Dataset entries
+++
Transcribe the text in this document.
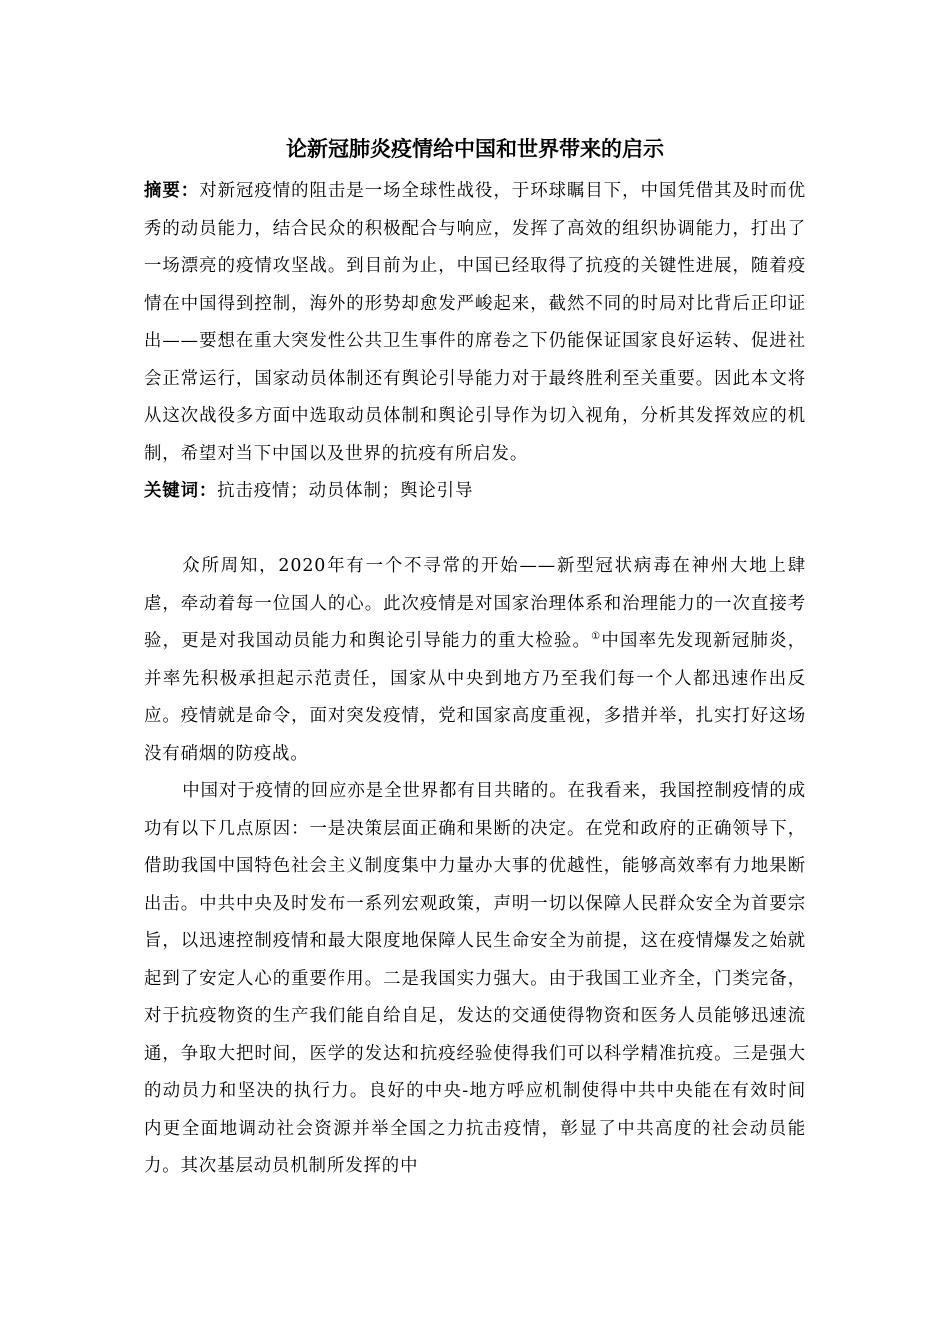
论新冠肺炎疫情给中国和世界带来的启示

摘要：对新冠疫情的阻击是一场全球性战役，于环球瞩目下，中国凭借其及时而优秀的动员能力，结合民众的积极配合与响应，发挥了高效的组织协调能力，打出了一场漂亮的疫情攻坚战。到目前为止，中国已经取得了抗疫的关键性进展，随着疫情在中国得到控制，海外的形势却愈发严峻起来，截然不同的时局对比背后正印证出——要想在重大突发性公共卫生事件的席卷之下仍能保证国家良好运转、促进社会正常运行，国家动员体制还有舆论引导能力对于最终胜利至关重要。因此本文将从这次战役多方面中选取动员体制和舆论引导作为切入视角，分析其发挥效应的机制，希望对当下中国以及世界的抗疫有所启发。

关键词：抗击疫情；动员体制；舆论引导

众所周知，2020年有一个不寻常的开始——新型冠状病毒在神州大地上肆虐，牵动着每一位国人的心。此次疫情是对国家治理体系和治理能力的一次直接考验，更是对我国动员能力和舆论引导能力的重大检验。①中国率先发现新冠肺炎，并率先积极承担起示范责任，国家从中央到地方乃至我们每一个人都迅速作出反应。疫情就是命令，面对突发疫情，党和国家高度重视，多措并举，扎实打好这场没有硝烟的防疫战。

中国对于疫情的回应亦是全世界都有目共睹的。在我看来，我国控制疫情的成功有以下几点原因：一是决策层面正确和果断的决定。在党和政府的正确领导下，借助我国中国特色社会主义制度集中力量办大事的优越性，能够高效率有力地果断出击。中共中央及时发布一系列宏观政策，声明一切以保障人民群众安全为首要宗旨，以迅速控制疫情和最大限度地保障人民生命安全为前提，这在疫情爆发之始就起到了安定人心的重要作用。二是我国实力强大。由于我国工业齐全，门类完备，对于抗疫物资的生产我们能自给自足，发达的交通使得物资和医务人员能够迅速流通，争取大把时间，医学的发达和抗疫经验使得我们可以科学精准抗疫。三是强大的动员力和坚决的执行力。良好的中央-地方呼应机制使得中共中央能在有效时间内更全面地调动社会资源并举全国之力抗击疫情，彰显了中共高度的社会动员能力。其次基层动员机制所发挥的中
+++
▶ Task to carry out: Print the full listing exactly, dropping the pictures.

▶ Exercise response:
Transcribe the text in this document.
论新冠肺炎疫情给中国和世界带来的启示

摘要：对新冠疫情的阻击是一场全球性战役，于环球瞩目下，中国凭借其及时而优秀的动员能力，结合民众的积极配合与响应，发挥了高效的组织协调能力，打出了一场漂亮的疫情攻坚战。到目前为止，中国已经取得了抗疫的关键性进展，随着疫情在中国得到控制，海外的形势却愈发严峻起来，截然不同的时局对比背后正印证出——要想在重大突发性公共卫生事件的席卷之下仍能保证国家良好运转、促进社会正常运行，国家动员体制还有舆论引导能力对于最终胜利至关重要。因此本文将从这次战役多方面中选取动员体制和舆论引导作为切入视角，分析其发挥效应的机制，希望对当下中国以及世界的抗疫有所启发。

关键词：抗击疫情；动员体制；舆论引导

众所周知，2020年有一个不寻常的开始——新型冠状病毒在神州大地上肆虐，牵动着每一位国人的心。此次疫情是对国家治理体系和治理能力的一次直接考验，更是对我国动员能力和舆论引导能力的重大检验。①中国率先发现新冠肺炎，并率先积极承担起示范责任，国家从中央到地方乃至我们每一个人都迅速作出反应。疫情就是命令，面对突发疫情，党和国家高度重视，多措并举，扎实打好这场没有硝烟的防疫战。

中国对于疫情的回应亦是全世界都有目共睹的。在我看来，我国控制疫情的成功有以下几点原因：一是决策层面正确和果断的决定。在党和政府的正确领导下，借助我国中国特色社会主义制度集中力量办大事的优越性，能够高效率有力地果断出击。中共中央及时发布一系列宏观政策，声明一切以保障人民群众安全为首要宗旨，以迅速控制疫情和最大限度地保障人民生命安全为前提，这在疫情爆发之始就起到了安定人心的重要作用。二是我国实力强大。由于我国工业齐全，门类完备，对于抗疫物资的生产我们能自给自足，发达的交通使得物资和医务人员能够迅速流通，争取大把时间，医学的发达和抗疫经验使得我们可以科学精准抗疫。三是强大的动员力和坚决的执行力。良好的中央-地方呼应机制使得中共中央能在有效时间内更全面地调动社会资源并举全国之力抗击疫情，彰显了中共高度的社会动员能力。其次基层动员机制所发挥的中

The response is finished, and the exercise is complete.